▶ _作業内容_
大学・学部選びについての抜粋を、最後の文の後から書き継ぐこと。

▶ _抜粋_
-------------------------
大学や学部は「学びたい学問」から選ぶのが基本
まずは、あなたの選択を見直してみましょう・・・
「入学してから学びたいことを見つけたい」
目標の選択は、結論を出すだけでなく、選ぶプロセスも大事です。大学入学後に目標が変わることもあります。まずは「探し続けること」「選び続けること」を実践しましょう。同様に、「やりたいことが決まっているから他のことには興味がない」という人も、視野を狭めることなく柔軟に検討してみましょう。
「親の意見や友人の選択が気になる」
選択にあたって他者のアドバイスを聞くことが役立つのは言うまでもありません。ただ、その意見に対して「自分はどう思うか」「何をしたいか」と考えてみることは忘れないでください。周りに流された選択は禁物です。

感覚だけに頼らず、ステップを踏んで、学びたいこと、進路を考えましょう・・・

情報を集める

【自分についての情報】
進路選択は、大学や学問・職業と自分とのマッチングですから、まず自己理解から進めてみましょう。自己理解とは自分に関する情報収集です。「興味関心のあること」「こだわり、譲れないこと」「得意なこと、今後伸ばしたいこと」などの観点から自分の経験を振り返ってみましょう。自分に対するイメージ(自己概念)がだんだんとはっきりしてくるはずです。学びたいことを考えるにあたって、高1・2年生の皆さんはあくまで「仮決定」という気持ちでかまいません。その後、社会とのつながりを考えたりしながら、本当に自分がやりたいことかどうかを検証していきましょう。
【社会の動き・ニーズ】
学問・研究は社会に貢献するためのものです。学びたいことがなかなか見つからない場合に、自分の個性や強みがどんな分野で社会のために活かすことができるかを考えてみるとよいかも知れません。そのためには、日々のニュースなどに関心を持ち、社会でどのようなことが問題になっているかをリサーチしてみましょう。本を読んだり、さまざまな分野で活動している人々が発信する情報を調べてみたりすることも役立ちます。よりよい進路選択の秘訣は、まず行動してみることです。
-------------------------
▶ _保存済みの行_

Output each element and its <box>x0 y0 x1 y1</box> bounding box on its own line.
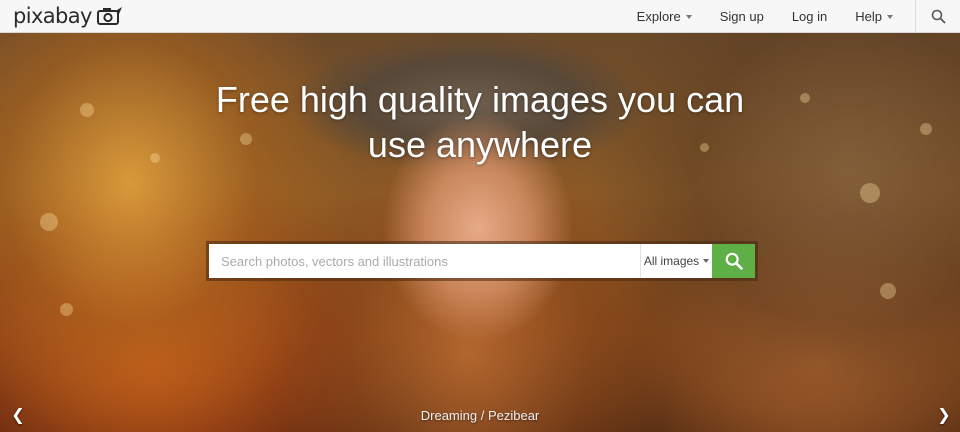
nav-explore-label: Explore <box>636 9 681 24</box>
nav-help-label: Help <box>855 9 882 24</box>
main-nav: Explore Sign up Log in Help <box>623 0 960 33</box>
hero-search-form: All images <box>209 244 755 278</box>
image-type-select[interactable]: All images <box>640 244 712 278</box>
chevron-down-icon <box>703 259 710 263</box>
nav-explore[interactable]: Explore <box>623 0 706 33</box>
search-submit-button[interactable] <box>712 244 755 278</box>
nav-sign-up[interactable]: Sign up <box>706 0 778 33</box>
image-type-selected: All images <box>643 254 700 268</box>
nav-log-in[interactable]: Log in <box>778 0 841 33</box>
hero-headline: Free high quality images you can use any… <box>0 77 960 167</box>
bokeh-light <box>60 303 73 316</box>
pixabay-logo[interactable]: pixabay <box>13 2 123 30</box>
top-navigation-bar: pixabay Explore Sign up Log in Help <box>0 0 960 33</box>
camera-icon <box>96 7 122 25</box>
chevron-down-icon <box>685 15 692 19</box>
logo-text: pixabay <box>13 3 92 28</box>
hero-search-box: All images <box>206 241 758 281</box>
chevron-right-icon[interactable]: ❯ <box>934 406 954 426</box>
hero-headline-line2: use anywhere <box>367 124 593 165</box>
chevron-down-icon <box>887 15 893 19</box>
hero-headline-line1: Free high quality images you can <box>215 79 745 120</box>
nav-log-in-label: Log in <box>791 9 828 24</box>
hero-banner: Free high quality images you can use any… <box>0 33 960 432</box>
search-icon <box>725 252 743 270</box>
bokeh-light <box>860 183 880 203</box>
bokeh-light <box>880 283 896 299</box>
search-icon <box>931 9 946 24</box>
nav-search-button[interactable] <box>916 0 960 33</box>
hero-image-caption[interactable]: Dreaming / Pezibear <box>0 408 960 423</box>
search-input[interactable] <box>209 244 640 278</box>
nav-help[interactable]: Help <box>841 0 907 33</box>
nav-sign-up-label: Sign up <box>719 9 764 24</box>
bokeh-light <box>40 213 58 231</box>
-------------------------
▶ _記述回答_
疑問を持つ、比較する
集めた情報から、質問を考えたり疑問を持ったりしてさらに調べていくと、理解がいっそう正確になったり、新しい発想が生まれてきたりします。情報を受け取るだけで満足しないことです。質問は考えを深めたり、今まで気づかなかったヒントを得たりするよいきっかけになります。また、あたりまえのことですが、比較して複数の視点から検討してみることもよりよい選択のために欠かせません。このように、進路選択は思考力・判断力・表現力を鍛える機会でもあるのです。
自分の興味・関心を大学や学問と結び付ける
3つのポリシー
大学全体や学部・学科ごとにアドミッションポリシー(入学者受け入れ方針)、カリキュラムポリシー(教育課程編成方針)、ディプロマポリシー(学位授与の方針)が定められています。このうち、アドミッションポリシーは「どのような学生に入学してほしいか」を示したものです。3つのポリシーは大学案内やホームページに掲載されていますから、関心をもった大学・学部の内容をぜひチェックしておきましょう。大学・学部・学科がめざす方向性と自分のビジョンがマッチしているかどうかは、充実した研究・学生生活を過ごす上で重要です。
専門分野の教員・研究者
大学のホームページには「教員紹介」のコンテンツがあります。所属する教員の研究テーマや業績、プロフィールなどが紹介されており、自分が学びたい分野を専門としている教員について詳しく知ることができます。テーマがマッチする教員が見つかったら、担当するゼミナール・研究室のホームページなども調べてみましょう。
シラバス
シラバスとは、授業の内容や予定、目的などを科目ごとにまとめた一覧です。これを参考にして、学生は履修する科目を選択します。ホームページなどでシラバスを一般に公開している大学もありますので、研究や学習内容を知るために活用するとよいでしょう。授業進度などが詳しく書かれており、授業をリアルに実感できます。
論文・書籍
専門的になりますが、学びたいテーマが明確な人は思い切って論文に触れてみるのもよいでしょう。「CiNii Articles日本の論文をさがす」(国立情報学研究所)などのサイトでは、学術論文や雑誌記事などをキーワードや著者で検索することができます。また、学問への入門として、テーマに関連した新書を読んでみるのもよいでしょう。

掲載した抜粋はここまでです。